Raw records
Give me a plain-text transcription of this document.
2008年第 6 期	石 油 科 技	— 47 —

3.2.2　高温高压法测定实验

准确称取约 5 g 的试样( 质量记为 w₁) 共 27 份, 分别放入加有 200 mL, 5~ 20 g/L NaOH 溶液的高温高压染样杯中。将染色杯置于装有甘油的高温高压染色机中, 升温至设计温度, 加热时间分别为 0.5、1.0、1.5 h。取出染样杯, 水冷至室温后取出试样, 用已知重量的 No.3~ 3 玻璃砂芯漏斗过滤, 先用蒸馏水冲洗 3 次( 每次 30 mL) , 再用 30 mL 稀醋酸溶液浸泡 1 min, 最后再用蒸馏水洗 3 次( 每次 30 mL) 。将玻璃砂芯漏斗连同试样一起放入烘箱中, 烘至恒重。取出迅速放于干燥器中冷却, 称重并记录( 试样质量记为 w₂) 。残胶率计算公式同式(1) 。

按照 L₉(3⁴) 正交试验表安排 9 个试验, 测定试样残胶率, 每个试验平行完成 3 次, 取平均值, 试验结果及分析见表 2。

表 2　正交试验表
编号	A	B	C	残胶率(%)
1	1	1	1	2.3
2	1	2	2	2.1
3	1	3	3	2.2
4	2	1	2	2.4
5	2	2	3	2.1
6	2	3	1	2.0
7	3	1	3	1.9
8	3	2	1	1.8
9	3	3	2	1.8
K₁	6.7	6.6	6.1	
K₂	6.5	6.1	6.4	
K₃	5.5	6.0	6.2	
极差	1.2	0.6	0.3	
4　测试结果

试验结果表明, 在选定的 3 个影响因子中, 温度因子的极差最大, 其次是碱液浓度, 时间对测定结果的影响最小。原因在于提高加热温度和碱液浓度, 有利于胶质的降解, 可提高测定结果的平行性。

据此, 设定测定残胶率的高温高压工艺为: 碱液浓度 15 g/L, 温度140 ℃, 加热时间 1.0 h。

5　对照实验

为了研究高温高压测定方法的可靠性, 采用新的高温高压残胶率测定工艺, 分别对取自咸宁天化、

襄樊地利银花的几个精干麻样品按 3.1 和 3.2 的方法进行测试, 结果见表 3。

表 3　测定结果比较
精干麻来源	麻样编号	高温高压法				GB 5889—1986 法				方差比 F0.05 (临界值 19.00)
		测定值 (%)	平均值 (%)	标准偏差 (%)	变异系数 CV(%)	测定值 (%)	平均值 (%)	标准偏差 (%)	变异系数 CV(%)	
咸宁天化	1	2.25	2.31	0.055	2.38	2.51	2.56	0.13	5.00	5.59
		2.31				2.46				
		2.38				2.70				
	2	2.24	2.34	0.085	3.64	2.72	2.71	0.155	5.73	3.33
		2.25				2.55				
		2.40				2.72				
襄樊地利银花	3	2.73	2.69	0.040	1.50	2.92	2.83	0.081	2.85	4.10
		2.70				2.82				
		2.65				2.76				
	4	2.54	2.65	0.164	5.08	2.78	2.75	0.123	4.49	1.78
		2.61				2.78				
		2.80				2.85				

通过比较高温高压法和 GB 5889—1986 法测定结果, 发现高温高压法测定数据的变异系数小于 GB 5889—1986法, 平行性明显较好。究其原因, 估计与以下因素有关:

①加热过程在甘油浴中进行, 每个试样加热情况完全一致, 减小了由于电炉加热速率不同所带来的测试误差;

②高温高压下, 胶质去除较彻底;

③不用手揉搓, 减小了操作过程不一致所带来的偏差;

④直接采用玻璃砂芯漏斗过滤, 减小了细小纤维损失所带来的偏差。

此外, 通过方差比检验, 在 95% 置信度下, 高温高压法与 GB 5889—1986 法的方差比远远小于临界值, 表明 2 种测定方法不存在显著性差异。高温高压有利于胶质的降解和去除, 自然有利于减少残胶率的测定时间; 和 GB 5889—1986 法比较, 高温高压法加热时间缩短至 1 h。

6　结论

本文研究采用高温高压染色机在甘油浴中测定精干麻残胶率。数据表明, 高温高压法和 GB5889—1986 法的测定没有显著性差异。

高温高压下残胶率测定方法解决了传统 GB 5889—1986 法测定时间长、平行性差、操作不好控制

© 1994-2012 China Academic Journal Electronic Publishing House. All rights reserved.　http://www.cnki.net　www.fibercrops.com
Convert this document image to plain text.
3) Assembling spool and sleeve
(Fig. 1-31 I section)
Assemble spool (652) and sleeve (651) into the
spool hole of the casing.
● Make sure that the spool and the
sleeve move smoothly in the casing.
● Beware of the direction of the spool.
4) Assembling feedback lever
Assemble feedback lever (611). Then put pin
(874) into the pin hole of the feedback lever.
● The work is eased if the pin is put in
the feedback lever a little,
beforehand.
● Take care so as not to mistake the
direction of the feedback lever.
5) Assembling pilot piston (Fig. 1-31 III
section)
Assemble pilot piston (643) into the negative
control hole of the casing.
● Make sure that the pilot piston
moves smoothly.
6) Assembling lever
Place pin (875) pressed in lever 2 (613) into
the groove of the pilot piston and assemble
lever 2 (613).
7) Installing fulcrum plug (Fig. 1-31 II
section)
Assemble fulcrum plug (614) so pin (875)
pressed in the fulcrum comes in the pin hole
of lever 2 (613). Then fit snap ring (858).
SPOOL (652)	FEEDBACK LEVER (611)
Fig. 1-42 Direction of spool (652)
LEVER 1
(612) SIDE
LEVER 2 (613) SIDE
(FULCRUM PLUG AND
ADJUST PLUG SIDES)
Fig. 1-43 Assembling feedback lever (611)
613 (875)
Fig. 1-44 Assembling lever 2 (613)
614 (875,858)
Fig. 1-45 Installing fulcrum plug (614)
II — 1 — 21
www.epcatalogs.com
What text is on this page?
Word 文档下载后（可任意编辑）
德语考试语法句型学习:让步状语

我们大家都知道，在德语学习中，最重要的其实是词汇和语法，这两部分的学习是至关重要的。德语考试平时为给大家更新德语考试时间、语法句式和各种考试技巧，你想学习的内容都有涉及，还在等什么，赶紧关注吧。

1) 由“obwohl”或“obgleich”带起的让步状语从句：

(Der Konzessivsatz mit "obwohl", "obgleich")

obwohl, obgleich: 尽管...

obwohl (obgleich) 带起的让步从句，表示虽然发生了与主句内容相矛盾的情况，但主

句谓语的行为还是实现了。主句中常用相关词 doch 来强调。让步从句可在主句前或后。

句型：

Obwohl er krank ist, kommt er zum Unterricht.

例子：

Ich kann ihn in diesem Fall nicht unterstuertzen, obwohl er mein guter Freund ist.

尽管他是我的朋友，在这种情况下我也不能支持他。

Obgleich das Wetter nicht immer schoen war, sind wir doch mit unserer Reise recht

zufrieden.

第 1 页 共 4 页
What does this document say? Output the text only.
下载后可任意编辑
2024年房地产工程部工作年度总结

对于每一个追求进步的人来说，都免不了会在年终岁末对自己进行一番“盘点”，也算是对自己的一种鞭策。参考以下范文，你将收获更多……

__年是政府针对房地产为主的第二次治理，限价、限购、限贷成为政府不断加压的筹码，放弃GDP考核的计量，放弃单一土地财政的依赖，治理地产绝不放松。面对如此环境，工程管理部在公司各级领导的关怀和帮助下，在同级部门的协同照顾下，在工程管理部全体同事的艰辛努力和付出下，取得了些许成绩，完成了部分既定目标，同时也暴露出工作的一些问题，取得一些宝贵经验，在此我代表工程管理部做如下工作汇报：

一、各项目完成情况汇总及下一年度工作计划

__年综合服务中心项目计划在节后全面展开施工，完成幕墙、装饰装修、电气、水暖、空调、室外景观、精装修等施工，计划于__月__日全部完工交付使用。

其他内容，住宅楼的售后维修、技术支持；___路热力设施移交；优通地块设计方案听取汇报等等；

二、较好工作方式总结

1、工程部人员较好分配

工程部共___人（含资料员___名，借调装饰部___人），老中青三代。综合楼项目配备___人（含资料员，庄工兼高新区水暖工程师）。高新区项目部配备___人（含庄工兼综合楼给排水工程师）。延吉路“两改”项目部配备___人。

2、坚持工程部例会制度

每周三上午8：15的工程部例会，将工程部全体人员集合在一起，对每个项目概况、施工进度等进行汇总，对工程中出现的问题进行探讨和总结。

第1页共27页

#### OBJECTIVE
Retype exactly the lines from the one containing "What does this" through the last line of the records above, including both.

#### COMPLETED EXERCISE
What does this document say? Output the text only.
下载后可任意编辑
2024年房地产工程部工作年度总结

对于每一个追求进步的人来说，都免不了会在年终岁末对自己进行一番“盘点”，也算是对自己的一种鞭策。参考以下范文，你将收获更多……

__年是政府针对房地产为主的第二次治理，限价、限购、限贷成为政府不断加压的筹码，放弃GDP考核的计量，放弃单一土地财政的依赖，治理地产绝不放松。面对如此环境，工程管理部在公司各级领导的关怀和帮助下，在同级部门的协同照顾下，在工程管理部全体同事的艰辛努力和付出下，取得了些许成绩，完成了部分既定目标，同时也暴露出工作的一些问题，取得一些宝贵经验，在此我代表工程管理部做如下工作汇报：

一、各项目完成情况汇总及下一年度工作计划

__年综合服务中心项目计划在节后全面展开施工，完成幕墙、装饰装修、电气、水暖、空调、室外景观、精装修等施工，计划于__月__日全部完工交付使用。

其他内容，住宅楼的售后维修、技术支持；___路热力设施移交；优通地块设计方案听取汇报等等；

二、较好工作方式总结

1、工程部人员较好分配

工程部共___人（含资料员___名，借调装饰部___人），老中青三代。综合楼项目配备___人（含资料员，庄工兼高新区水暖工程师）。高新区项目部配备___人（含庄工兼综合楼给排水工程师）。延吉路“两改”项目部配备___人。

2、坚持工程部例会制度

每周三上午8：15的工程部例会，将工程部全体人员集合在一起，对每个项目概况、施工进度等进行汇总，对工程中出现的问题进行探讨和总结。

第1页共27页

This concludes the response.